# TASK DETAILS
Below are the records; locate each line with the word "Γραφείων" and copy it.

Records contained in a dataset:
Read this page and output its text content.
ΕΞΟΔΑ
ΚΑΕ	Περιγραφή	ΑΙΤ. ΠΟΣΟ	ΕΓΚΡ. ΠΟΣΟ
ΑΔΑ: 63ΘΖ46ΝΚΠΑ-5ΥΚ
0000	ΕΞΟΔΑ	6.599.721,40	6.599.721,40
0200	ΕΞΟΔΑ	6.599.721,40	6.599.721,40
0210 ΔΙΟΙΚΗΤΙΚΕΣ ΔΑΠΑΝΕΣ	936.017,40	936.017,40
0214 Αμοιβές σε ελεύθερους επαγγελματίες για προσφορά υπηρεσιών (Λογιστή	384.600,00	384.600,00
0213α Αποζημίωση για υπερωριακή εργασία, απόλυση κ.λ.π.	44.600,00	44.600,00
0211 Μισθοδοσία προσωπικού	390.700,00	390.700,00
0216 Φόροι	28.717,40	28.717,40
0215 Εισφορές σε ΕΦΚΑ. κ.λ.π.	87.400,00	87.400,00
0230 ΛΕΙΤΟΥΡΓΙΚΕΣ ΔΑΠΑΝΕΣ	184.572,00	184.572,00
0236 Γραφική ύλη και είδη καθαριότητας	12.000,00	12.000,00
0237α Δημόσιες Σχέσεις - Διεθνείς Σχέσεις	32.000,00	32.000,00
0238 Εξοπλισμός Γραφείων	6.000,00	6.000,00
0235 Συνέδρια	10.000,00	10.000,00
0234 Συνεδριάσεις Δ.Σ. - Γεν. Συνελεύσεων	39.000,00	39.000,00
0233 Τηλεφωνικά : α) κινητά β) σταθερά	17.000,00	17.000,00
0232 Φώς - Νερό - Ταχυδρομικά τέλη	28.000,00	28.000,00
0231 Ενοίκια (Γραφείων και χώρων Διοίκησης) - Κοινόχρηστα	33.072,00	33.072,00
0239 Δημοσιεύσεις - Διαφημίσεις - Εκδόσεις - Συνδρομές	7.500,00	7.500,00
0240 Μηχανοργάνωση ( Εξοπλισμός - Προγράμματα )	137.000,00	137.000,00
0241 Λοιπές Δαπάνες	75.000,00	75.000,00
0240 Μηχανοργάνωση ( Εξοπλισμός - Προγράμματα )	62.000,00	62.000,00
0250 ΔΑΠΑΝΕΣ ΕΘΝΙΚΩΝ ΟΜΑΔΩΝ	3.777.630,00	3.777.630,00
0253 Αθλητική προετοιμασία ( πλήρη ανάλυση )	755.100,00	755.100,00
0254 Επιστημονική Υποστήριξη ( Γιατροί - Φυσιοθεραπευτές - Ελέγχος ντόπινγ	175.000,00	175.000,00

# SOLUTION TO THE EXERCISE
0238 Εξοπλισμός Γραφείων	6.000,00	6.000,00
0231 Ενοίκια (Γραφείων και χώρων Διοίκησης) - Κοινόχρηστα	33.072,00	33.072,00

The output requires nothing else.